What is needed
Word for word, repeat the entries, minus the pictures.

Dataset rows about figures

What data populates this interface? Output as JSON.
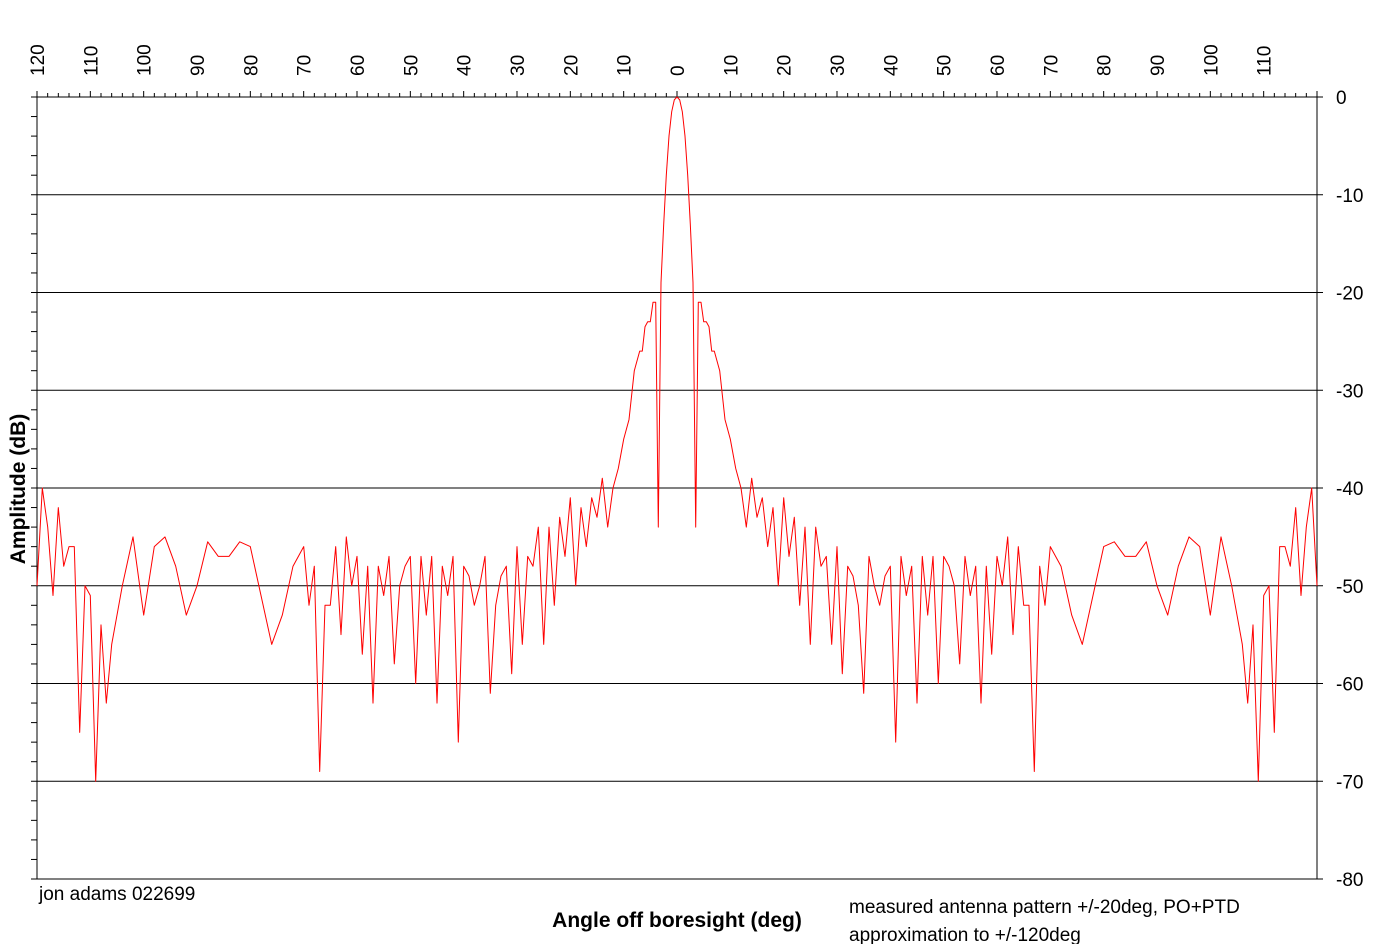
{
  "chart_data": {
    "type": "line",
    "title": "",
    "xlabel": "Angle off boresight (deg)",
    "ylabel": "Amplitude (dB)",
    "xlim": [
      -120,
      120
    ],
    "ylim": [
      -80,
      0
    ],
    "x_tick_labels": [
      "120",
      "110",
      "100",
      "90",
      "80",
      "70",
      "60",
      "50",
      "40",
      "30",
      "20",
      "10",
      "0",
      "10",
      "20",
      "30",
      "40",
      "50",
      "60",
      "70",
      "80",
      "90",
      "100",
      "110"
    ],
    "x_tick_values": [
      -120,
      -110,
      -100,
      -90,
      -80,
      -70,
      -60,
      -50,
      -40,
      -30,
      -20,
      -10,
      0,
      10,
      20,
      30,
      40,
      50,
      60,
      70,
      80,
      90,
      100,
      110
    ],
    "y_tick_labels": [
      "0",
      "-10",
      "-20",
      "-30",
      "-40",
      "-50",
      "-60",
      "-70",
      "-80"
    ],
    "y_tick_values": [
      0,
      -10,
      -20,
      -30,
      -40,
      -50,
      -60,
      -70,
      -80
    ],
    "grid": "horizontal",
    "series_color": "#ff0000",
    "symmetric": true,
    "series": [
      {
        "x": [
          0,
          0.5,
          1,
          1.5,
          2,
          2.5,
          3,
          3.5,
          4,
          4.5,
          5,
          5.5,
          6,
          6.5,
          7,
          8,
          9,
          10,
          11,
          12,
          13,
          14,
          15,
          16,
          17,
          18,
          19,
          20,
          21,
          22,
          23,
          24,
          25,
          26,
          27,
          28,
          29,
          30,
          31,
          32,
          33,
          34,
          35,
          36,
          37,
          38,
          39,
          40,
          41,
          42,
          43,
          44,
          45,
          46,
          47,
          48,
          49,
          50,
          51,
          52,
          53,
          54,
          55,
          56,
          57,
          58,
          59,
          60,
          61,
          62,
          63,
          64,
          65,
          66,
          67,
          68,
          69,
          70,
          72,
          74,
          76,
          78,
          80,
          82,
          84,
          86,
          88,
          90,
          92,
          94,
          96,
          98,
          100,
          102,
          104,
          106,
          107,
          108,
          109,
          110,
          111,
          112,
          113,
          114,
          115,
          116,
          117,
          118,
          119,
          120
        ],
        "y": [
          0,
          -0.3,
          -1.5,
          -4,
          -8,
          -13,
          -19,
          -44,
          -21,
          -21,
          -23,
          -23,
          -23.5,
          -26,
          -26,
          -28,
          -33,
          -35,
          -38,
          -40,
          -44,
          -39,
          -43,
          -41,
          -46,
          -42,
          -50,
          -41,
          -47,
          -43,
          -52,
          -44,
          -56,
          -44,
          -48,
          -47,
          -56,
          -46,
          -59,
          -48,
          -49,
          -52,
          -61,
          -47,
          -50,
          -52,
          -49,
          -48,
          -66,
          -47,
          -51,
          -48,
          -62,
          -47,
          -53,
          -47,
          -60,
          -47,
          -48,
          -50,
          -58,
          -47,
          -51,
          -48,
          -62,
          -48,
          -57,
          -47,
          -50,
          -45,
          -55,
          -46,
          -52,
          -52,
          -69,
          -48,
          -52,
          -46,
          -48,
          -53,
          -56,
          -51,
          -46,
          -45.5,
          -47,
          -47,
          -45.5,
          -50,
          -53,
          -48,
          -45,
          -46,
          -53,
          -45,
          -50,
          -56,
          -62,
          -54,
          -70,
          -51,
          -50,
          -65,
          -46,
          -46,
          -48,
          -42,
          -51,
          -44,
          -40,
          -50
        ]
      }
    ],
    "annotations": [
      "jon adams 022699",
      "measured antenna pattern +/-20deg, PO+PTD",
      "approximation to +/-120deg"
    ]
  }
}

Exercise response
What data populates this interface? Output as JSON.
{
  "chart_data": {
    "type": "line",
    "title": "",
    "xlabel": "Angle off boresight (deg)",
    "ylabel": "Amplitude (dB)",
    "xlim": [
      -120,
      120
    ],
    "ylim": [
      -80,
      0
    ],
    "x_tick_labels": [
      "120",
      "110",
      "100",
      "90",
      "80",
      "70",
      "60",
      "50",
      "40",
      "30",
      "20",
      "10",
      "0",
      "10",
      "20",
      "30",
      "40",
      "50",
      "60",
      "70",
      "80",
      "90",
      "100",
      "110"
    ],
    "x_tick_values": [
      -120,
      -110,
      -100,
      -90,
      -80,
      -70,
      -60,
      -50,
      -40,
      -30,
      -20,
      -10,
      0,
      10,
      20,
      30,
      40,
      50,
      60,
      70,
      80,
      90,
      100,
      110
    ],
    "y_tick_labels": [
      "0",
      "-10",
      "-20",
      "-30",
      "-40",
      "-50",
      "-60",
      "-70",
      "-80"
    ],
    "y_tick_values": [
      0,
      -10,
      -20,
      -30,
      -40,
      -50,
      -60,
      -70,
      -80
    ],
    "grid": "horizontal",
    "series_color": "#ff0000",
    "symmetric": true,
    "series": [
      {
        "x": [
          0,
          0.5,
          1,
          1.5,
          2,
          2.5,
          3,
          3.5,
          4,
          4.5,
          5,
          5.5,
          6,
          6.5,
          7,
          8,
          9,
          10,
          11,
          12,
          13,
          14,
          15,
          16,
          17,
          18,
          19,
          20,
          21,
          22,
          23,
          24,
          25,
          26,
          27,
          28,
          29,
          30,
          31,
          32,
          33,
          34,
          35,
          36,
          37,
          38,
          39,
          40,
          41,
          42,
          43,
          44,
          45,
          46,
          47,
          48,
          49,
          50,
          51,
          52,
          53,
          54,
          55,
          56,
          57,
          58,
          59,
          60,
          61,
          62,
          63,
          64,
          65,
          66,
          67,
          68,
          69,
          70,
          72,
          74,
          76,
          78,
          80,
          82,
          84,
          86,
          88,
          90,
          92,
          94,
          96,
          98,
          100,
          102,
          104,
          106,
          107,
          108,
          109,
          110,
          111,
          112,
          113,
          114,
          115,
          116,
          117,
          118,
          119,
          120
        ],
        "y": [
          0,
          -0.3,
          -1.5,
          -4,
          -8,
          -13,
          -19,
          -44,
          -21,
          -21,
          -23,
          -23,
          -23.5,
          -26,
          -26,
          -28,
          -33,
          -35,
          -38,
          -40,
          -44,
          -39,
          -43,
          -41,
          -46,
          -42,
          -50,
          -41,
          -47,
          -43,
          -52,
          -44,
          -56,
          -44,
          -48,
          -47,
          -56,
          -46,
          -59,
          -48,
          -49,
          -52,
          -61,
          -47,
          -50,
          -52,
          -49,
          -48,
          -66,
          -47,
          -51,
          -48,
          -62,
          -47,
          -53,
          -47,
          -60,
          -47,
          -48,
          -50,
          -58,
          -47,
          -51,
          -48,
          -62,
          -48,
          -57,
          -47,
          -50,
          -45,
          -55,
          -46,
          -52,
          -52,
          -69,
          -48,
          -52,
          -46,
          -48,
          -53,
          -56,
          -51,
          -46,
          -45.5,
          -47,
          -47,
          -45.5,
          -50,
          -53,
          -48,
          -45,
          -46,
          -53,
          -45,
          -50,
          -56,
          -62,
          -54,
          -70,
          -51,
          -50,
          -65,
          -46,
          -46,
          -48,
          -42,
          -51,
          -44,
          -40,
          -50
        ]
      }
    ],
    "annotations": [
      "jon adams 022699",
      "measured antenna pattern +/-20deg, PO+PTD",
      "approximation to +/-120deg"
    ]
  }
}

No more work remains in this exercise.